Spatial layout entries
>> START

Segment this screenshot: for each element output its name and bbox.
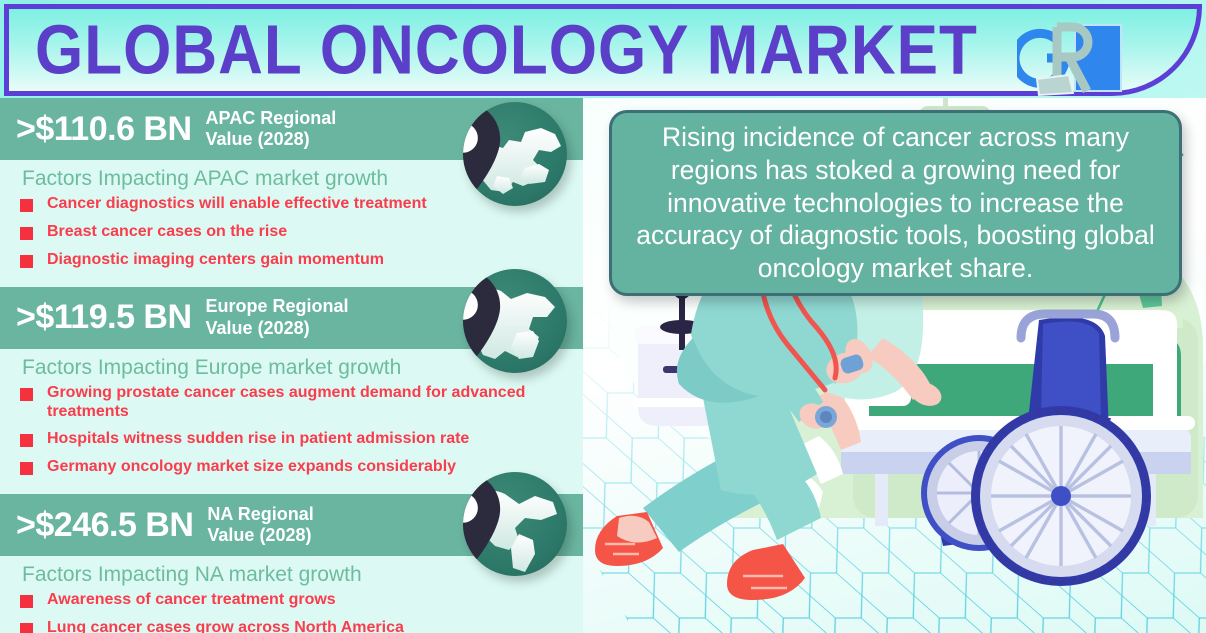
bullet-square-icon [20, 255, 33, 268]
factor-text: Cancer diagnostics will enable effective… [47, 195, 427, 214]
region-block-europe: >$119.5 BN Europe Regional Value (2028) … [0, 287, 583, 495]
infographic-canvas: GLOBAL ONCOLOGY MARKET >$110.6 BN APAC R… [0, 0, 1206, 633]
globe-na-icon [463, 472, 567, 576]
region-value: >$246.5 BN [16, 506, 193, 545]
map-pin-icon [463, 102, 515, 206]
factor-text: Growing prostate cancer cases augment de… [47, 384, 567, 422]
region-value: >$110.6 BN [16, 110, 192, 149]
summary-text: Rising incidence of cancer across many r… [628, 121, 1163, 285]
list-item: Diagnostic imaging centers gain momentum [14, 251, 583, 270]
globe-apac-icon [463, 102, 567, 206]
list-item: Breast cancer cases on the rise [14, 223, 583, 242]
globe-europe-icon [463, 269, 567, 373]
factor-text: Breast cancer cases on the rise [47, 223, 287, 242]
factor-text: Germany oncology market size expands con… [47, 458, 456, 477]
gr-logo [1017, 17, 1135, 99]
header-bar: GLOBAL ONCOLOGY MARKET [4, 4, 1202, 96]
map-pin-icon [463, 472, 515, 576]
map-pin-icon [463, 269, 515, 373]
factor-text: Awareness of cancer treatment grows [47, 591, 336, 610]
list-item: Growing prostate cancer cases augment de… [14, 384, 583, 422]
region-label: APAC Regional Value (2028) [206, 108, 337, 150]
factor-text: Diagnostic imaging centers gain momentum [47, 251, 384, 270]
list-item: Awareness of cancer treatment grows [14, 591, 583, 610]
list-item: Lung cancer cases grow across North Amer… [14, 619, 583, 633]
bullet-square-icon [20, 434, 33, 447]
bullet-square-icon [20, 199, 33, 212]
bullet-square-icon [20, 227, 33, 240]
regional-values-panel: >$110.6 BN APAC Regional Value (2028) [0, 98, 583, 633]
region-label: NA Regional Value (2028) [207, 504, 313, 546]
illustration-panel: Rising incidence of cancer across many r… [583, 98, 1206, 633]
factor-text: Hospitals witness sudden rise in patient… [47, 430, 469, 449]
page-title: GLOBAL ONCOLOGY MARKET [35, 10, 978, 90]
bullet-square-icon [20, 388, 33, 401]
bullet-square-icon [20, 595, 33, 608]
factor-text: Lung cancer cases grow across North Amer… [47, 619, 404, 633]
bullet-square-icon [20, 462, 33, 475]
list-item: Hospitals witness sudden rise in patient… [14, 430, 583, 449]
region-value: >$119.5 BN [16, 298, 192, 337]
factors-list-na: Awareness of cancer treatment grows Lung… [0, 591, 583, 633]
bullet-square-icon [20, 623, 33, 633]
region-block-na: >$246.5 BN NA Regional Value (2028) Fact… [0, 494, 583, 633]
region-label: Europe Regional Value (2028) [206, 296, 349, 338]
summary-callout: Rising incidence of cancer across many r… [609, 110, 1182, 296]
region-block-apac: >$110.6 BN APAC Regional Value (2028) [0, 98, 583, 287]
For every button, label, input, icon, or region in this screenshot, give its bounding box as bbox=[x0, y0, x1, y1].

>> END
>> START

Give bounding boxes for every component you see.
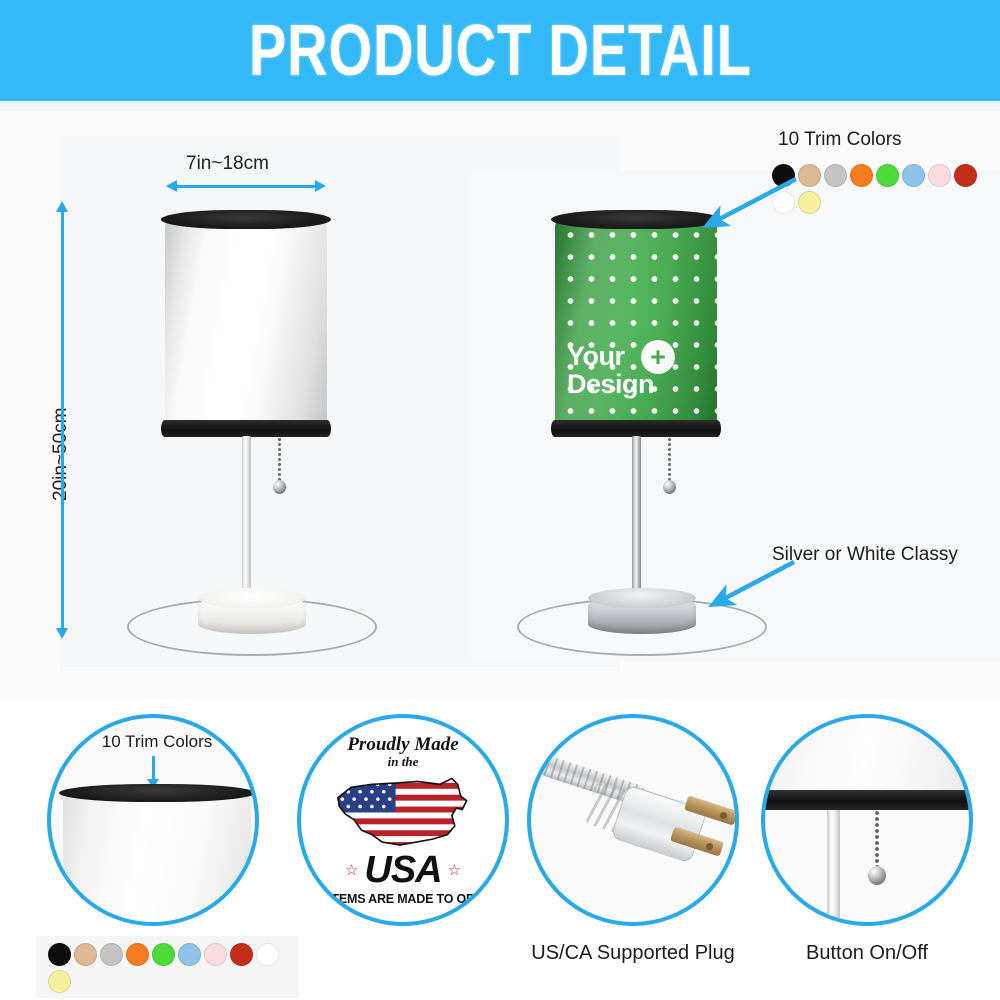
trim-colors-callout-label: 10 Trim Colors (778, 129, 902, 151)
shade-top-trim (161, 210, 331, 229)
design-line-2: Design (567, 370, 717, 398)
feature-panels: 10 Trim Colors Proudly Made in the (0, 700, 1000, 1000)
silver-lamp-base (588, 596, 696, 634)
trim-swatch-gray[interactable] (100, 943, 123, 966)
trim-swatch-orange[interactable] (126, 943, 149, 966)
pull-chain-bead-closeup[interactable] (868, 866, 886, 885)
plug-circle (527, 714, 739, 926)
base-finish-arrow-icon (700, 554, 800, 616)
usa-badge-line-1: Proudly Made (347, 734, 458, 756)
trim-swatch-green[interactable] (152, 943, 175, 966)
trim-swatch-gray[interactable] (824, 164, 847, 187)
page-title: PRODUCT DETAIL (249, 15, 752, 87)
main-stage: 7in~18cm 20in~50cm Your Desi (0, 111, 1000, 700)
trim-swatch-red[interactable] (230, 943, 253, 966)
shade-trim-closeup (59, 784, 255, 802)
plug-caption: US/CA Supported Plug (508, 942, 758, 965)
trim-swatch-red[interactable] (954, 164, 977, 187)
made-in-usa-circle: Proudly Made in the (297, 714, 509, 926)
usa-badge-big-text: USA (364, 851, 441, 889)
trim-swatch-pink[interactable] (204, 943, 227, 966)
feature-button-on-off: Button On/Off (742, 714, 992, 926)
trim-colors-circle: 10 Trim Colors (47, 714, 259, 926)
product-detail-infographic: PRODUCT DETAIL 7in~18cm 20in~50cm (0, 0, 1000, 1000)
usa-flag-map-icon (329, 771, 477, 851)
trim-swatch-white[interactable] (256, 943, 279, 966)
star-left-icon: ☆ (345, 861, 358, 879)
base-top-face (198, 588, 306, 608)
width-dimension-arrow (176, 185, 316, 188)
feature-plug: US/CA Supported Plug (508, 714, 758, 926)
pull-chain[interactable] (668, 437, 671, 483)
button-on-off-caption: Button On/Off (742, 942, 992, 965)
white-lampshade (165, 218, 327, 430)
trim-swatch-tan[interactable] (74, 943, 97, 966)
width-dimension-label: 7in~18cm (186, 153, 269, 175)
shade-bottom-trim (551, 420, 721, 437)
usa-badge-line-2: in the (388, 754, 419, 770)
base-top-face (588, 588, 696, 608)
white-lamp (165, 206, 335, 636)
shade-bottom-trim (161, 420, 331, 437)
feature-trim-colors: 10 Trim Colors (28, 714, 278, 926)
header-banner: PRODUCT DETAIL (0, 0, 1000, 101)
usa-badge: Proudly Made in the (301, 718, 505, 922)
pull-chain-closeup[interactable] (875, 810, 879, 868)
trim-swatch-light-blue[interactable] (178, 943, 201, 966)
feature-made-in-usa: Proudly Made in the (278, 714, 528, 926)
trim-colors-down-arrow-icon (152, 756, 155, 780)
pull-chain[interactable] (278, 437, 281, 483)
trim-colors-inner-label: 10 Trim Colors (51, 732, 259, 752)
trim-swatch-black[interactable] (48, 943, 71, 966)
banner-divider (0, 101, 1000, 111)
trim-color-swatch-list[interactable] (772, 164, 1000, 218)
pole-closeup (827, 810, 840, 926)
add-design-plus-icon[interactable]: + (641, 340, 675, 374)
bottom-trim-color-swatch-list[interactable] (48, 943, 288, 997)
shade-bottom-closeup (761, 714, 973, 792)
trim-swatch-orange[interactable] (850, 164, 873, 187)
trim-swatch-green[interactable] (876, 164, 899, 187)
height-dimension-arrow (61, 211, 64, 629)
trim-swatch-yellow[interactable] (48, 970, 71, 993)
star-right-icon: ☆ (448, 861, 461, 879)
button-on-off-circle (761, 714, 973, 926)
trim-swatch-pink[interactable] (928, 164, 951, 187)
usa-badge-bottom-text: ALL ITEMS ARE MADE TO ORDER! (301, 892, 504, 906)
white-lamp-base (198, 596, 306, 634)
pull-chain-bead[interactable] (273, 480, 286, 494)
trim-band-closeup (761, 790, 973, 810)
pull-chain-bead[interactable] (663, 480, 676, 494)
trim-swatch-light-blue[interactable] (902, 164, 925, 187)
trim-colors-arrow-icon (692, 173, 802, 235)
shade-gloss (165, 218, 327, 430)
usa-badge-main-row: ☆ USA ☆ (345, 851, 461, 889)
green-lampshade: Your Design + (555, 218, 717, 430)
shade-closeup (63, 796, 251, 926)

>> END

Rewrite the stretch of the listing from the line containing "bullet-square-icon [20, 255, 33, 268]" through the line containing "infographic-canvas: GLOBAL ONCOLOGY", changing "diagnostics" to "screening" and leaving everything else unchanged.

bullet-square-icon [20, 255, 33, 268]
factor-text: Cancer screening will enable effective… [47, 195, 427, 214]
region-block-europe: >$119.5 BN Europe Regional Value (2028) … [0, 287, 583, 495]
infographic-canvas: GLOBAL ONCOLOGY MARKET >$110.6 BN APAC R… [0, 0, 1206, 633]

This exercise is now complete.